Read through the records. Copy each line that has the word "Youden".

(Data extracted from a collection)
-------

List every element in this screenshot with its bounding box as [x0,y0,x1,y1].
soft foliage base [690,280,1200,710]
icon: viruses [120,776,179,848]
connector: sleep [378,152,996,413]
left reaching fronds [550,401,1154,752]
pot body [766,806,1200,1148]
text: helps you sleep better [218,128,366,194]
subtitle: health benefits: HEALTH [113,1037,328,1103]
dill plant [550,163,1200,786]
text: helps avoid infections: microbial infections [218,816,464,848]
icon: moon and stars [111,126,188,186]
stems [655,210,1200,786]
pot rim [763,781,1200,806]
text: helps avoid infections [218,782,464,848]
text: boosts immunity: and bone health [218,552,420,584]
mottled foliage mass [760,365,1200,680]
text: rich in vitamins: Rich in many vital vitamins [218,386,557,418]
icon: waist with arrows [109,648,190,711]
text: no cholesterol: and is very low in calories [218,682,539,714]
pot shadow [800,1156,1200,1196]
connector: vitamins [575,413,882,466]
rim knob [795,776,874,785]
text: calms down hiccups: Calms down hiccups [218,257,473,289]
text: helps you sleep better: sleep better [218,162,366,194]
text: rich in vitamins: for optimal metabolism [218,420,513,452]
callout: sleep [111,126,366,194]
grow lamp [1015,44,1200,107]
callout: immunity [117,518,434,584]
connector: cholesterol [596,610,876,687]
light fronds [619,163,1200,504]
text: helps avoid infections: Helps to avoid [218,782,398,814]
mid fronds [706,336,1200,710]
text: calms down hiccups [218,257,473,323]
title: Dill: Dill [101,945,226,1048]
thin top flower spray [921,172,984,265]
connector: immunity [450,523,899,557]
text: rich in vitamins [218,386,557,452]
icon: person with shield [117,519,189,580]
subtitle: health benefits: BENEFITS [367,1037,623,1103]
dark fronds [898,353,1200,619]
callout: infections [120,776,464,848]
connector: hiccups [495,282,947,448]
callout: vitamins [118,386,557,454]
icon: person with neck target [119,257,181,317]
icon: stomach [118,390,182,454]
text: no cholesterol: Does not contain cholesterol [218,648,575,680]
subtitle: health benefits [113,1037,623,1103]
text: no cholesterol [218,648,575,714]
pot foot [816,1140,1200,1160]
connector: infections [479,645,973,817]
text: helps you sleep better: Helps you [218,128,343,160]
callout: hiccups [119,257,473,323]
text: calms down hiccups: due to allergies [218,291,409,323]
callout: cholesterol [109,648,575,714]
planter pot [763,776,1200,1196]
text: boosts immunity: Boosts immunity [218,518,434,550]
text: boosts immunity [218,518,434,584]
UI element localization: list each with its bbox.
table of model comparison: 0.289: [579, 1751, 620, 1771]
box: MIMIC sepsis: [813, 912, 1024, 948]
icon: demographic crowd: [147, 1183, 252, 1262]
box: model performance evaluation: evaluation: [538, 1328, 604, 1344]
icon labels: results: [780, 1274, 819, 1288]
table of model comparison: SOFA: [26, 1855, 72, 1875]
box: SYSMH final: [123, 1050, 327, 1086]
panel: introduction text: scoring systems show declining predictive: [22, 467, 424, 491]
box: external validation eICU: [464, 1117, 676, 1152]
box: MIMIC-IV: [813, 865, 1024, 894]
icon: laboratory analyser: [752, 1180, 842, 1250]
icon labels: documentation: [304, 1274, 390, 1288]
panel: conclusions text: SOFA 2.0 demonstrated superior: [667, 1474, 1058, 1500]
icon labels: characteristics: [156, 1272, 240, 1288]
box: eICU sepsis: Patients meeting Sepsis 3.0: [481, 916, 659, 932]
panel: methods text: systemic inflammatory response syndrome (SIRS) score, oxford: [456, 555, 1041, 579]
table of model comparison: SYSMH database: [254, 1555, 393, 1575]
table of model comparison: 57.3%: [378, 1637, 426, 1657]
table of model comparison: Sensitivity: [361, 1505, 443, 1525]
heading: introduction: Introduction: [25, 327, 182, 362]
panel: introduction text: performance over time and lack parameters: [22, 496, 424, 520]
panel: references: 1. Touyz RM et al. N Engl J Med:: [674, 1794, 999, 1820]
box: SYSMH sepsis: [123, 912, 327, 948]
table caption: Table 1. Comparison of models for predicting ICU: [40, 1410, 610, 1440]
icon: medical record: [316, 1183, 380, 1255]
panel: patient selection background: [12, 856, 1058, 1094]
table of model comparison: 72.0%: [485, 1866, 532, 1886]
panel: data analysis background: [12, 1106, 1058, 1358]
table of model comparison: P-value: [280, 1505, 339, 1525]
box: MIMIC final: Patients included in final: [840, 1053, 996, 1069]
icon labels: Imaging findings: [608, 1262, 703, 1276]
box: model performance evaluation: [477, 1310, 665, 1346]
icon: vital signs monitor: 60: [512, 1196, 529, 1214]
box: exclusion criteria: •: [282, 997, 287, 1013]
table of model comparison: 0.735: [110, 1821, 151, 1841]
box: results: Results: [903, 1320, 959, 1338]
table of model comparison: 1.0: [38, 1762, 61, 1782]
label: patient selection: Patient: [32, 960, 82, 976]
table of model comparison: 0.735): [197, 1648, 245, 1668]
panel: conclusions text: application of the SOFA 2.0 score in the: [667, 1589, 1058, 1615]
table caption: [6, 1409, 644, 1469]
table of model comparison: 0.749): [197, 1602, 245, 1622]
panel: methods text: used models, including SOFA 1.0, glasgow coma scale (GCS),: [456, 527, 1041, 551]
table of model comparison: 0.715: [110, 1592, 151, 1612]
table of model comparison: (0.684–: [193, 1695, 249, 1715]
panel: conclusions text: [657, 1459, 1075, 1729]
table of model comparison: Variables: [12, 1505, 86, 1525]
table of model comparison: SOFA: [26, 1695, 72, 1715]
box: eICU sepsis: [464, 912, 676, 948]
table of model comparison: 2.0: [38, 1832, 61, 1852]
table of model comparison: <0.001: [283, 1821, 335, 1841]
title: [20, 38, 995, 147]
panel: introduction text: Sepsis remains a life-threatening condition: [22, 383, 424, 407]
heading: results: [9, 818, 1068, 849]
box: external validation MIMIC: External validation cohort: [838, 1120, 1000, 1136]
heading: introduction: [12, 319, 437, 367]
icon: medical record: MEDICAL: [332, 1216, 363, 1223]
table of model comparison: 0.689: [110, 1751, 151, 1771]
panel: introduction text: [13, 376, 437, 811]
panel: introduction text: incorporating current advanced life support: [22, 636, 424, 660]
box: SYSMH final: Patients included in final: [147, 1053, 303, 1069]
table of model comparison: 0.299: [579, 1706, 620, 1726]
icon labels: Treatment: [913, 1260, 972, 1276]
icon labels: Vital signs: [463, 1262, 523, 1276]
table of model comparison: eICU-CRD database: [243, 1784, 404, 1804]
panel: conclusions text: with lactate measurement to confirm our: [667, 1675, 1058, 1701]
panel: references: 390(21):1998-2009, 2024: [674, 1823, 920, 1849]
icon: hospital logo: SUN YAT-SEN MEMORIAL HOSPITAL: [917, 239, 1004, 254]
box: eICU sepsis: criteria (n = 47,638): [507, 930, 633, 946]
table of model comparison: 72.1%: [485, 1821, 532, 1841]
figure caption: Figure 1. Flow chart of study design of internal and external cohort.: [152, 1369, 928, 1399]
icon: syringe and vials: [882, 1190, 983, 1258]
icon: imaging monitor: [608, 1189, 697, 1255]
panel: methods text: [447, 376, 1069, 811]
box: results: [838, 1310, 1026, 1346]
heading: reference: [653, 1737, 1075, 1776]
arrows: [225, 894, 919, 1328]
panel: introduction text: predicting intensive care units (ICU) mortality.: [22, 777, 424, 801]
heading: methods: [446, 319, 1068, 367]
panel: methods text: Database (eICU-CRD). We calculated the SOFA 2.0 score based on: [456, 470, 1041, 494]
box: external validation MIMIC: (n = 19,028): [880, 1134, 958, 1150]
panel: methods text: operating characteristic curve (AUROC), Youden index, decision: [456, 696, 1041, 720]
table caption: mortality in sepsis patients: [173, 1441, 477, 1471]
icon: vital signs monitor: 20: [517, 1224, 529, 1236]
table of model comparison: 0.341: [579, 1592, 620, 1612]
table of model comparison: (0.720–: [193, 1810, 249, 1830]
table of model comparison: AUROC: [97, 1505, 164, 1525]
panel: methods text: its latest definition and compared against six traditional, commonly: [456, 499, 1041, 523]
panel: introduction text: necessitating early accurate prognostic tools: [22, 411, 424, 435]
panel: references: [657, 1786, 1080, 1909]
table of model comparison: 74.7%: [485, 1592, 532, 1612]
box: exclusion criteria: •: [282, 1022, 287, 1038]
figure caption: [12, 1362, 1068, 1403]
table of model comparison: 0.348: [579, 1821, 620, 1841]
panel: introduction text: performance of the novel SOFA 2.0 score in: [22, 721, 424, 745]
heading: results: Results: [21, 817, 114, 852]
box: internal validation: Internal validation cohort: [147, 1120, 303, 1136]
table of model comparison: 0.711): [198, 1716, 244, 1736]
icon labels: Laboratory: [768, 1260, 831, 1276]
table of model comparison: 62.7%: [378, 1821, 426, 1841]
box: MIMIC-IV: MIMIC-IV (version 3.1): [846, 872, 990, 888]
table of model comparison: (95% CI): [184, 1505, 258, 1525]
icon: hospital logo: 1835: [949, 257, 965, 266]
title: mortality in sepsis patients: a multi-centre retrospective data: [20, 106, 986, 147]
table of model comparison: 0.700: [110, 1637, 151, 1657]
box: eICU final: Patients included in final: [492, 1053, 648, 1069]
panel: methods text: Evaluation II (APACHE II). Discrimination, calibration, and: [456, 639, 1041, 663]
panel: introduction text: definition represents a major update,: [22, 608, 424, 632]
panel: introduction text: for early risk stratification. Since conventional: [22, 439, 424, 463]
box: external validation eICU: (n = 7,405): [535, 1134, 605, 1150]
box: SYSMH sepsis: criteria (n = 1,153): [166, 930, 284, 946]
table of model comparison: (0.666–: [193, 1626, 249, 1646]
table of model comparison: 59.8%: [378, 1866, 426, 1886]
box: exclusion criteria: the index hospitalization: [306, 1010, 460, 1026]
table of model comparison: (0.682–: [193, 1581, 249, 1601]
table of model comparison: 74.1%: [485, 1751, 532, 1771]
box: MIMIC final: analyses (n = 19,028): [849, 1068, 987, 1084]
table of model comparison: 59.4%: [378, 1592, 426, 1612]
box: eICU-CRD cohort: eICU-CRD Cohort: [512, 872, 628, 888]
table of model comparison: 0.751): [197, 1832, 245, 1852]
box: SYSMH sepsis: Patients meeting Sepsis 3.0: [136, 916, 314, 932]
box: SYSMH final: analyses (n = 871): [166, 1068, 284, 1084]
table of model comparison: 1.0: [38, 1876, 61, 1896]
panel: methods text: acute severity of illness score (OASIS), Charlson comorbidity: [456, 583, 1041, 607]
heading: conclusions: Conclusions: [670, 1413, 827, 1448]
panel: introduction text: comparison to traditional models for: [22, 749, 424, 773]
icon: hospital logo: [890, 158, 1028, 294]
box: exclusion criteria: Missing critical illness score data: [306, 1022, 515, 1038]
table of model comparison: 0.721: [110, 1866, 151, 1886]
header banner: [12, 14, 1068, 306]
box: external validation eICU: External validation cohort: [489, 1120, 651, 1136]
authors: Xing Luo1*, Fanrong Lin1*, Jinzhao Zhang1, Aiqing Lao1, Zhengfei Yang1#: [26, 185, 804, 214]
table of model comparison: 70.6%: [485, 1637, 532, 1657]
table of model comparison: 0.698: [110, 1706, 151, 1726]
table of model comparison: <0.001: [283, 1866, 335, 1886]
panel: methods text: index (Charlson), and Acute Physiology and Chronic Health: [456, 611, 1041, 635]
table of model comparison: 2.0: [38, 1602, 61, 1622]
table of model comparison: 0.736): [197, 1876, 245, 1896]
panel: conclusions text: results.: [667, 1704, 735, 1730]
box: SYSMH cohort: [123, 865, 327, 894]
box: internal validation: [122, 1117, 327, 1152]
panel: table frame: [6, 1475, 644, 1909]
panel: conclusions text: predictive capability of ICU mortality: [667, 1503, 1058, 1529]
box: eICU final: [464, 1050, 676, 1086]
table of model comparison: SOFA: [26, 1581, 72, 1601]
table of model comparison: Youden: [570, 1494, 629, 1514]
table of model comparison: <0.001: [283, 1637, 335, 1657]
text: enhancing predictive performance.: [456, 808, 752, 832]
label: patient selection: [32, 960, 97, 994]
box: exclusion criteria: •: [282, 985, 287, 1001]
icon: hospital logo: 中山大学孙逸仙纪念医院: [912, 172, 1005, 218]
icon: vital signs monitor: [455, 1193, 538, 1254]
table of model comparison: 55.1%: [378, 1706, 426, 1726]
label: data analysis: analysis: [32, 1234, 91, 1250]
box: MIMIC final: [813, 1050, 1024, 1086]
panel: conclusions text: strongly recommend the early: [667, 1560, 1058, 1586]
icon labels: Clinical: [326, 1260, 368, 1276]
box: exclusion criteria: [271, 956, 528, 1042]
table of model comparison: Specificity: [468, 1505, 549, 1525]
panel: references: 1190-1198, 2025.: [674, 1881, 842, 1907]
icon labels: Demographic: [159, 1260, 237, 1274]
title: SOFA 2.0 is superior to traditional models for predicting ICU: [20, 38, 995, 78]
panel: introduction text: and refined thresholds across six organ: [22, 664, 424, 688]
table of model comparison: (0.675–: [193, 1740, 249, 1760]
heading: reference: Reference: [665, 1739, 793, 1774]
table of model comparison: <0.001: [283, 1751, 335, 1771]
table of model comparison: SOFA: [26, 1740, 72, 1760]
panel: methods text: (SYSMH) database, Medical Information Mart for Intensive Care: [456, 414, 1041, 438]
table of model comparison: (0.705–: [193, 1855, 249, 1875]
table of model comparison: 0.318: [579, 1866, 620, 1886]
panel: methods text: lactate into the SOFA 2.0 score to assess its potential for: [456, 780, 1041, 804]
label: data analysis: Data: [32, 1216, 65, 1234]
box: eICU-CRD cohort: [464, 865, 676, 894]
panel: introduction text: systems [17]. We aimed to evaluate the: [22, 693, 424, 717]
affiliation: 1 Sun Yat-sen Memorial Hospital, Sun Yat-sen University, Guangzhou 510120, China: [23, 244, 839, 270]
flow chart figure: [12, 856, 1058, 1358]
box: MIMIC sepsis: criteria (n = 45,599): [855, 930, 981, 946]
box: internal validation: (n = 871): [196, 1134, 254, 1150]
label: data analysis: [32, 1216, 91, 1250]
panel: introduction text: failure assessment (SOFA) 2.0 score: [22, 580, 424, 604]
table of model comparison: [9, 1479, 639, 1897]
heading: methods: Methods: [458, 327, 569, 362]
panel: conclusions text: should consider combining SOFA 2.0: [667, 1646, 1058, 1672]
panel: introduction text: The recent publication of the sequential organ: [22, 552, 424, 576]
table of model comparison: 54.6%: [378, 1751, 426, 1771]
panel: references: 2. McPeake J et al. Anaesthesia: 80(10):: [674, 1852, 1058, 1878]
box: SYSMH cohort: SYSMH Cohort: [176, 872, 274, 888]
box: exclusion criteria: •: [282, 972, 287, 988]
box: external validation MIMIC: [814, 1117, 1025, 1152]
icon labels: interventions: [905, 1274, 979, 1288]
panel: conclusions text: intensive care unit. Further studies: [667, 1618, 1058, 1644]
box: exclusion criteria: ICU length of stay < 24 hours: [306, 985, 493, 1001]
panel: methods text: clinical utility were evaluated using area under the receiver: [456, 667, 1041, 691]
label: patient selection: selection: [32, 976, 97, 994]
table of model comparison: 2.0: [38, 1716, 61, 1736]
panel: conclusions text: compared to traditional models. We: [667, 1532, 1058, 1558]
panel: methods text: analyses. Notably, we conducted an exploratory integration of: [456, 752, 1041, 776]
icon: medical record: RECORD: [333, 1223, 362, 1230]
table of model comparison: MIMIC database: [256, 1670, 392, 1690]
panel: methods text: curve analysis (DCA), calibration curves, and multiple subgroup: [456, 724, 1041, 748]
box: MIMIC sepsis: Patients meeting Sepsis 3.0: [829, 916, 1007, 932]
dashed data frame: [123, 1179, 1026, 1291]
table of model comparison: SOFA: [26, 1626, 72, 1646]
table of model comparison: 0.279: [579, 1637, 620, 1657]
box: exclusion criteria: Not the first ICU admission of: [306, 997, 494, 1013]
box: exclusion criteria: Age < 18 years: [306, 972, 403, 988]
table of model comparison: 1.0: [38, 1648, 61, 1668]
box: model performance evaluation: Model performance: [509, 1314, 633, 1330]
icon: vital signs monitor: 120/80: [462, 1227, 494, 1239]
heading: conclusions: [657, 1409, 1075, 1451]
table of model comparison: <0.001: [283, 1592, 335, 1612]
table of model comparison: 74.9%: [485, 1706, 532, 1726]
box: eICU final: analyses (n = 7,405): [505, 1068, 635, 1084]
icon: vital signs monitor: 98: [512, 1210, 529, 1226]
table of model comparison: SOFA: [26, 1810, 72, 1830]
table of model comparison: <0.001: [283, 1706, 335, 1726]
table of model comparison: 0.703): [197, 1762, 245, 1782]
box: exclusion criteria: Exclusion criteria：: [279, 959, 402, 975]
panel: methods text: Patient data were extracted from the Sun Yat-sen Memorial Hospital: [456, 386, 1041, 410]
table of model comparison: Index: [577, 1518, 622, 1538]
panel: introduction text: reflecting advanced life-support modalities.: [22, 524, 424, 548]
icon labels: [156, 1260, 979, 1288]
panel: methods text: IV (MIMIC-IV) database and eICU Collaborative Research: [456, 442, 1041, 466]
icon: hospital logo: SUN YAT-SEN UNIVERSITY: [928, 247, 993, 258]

-------

## THE COMPLETED TASK
panel: methods text: operating characteristic curve (AUROC), Youden index, decision: [456, 696, 1041, 720]
table of model comparison: Youden: [570, 1494, 629, 1514]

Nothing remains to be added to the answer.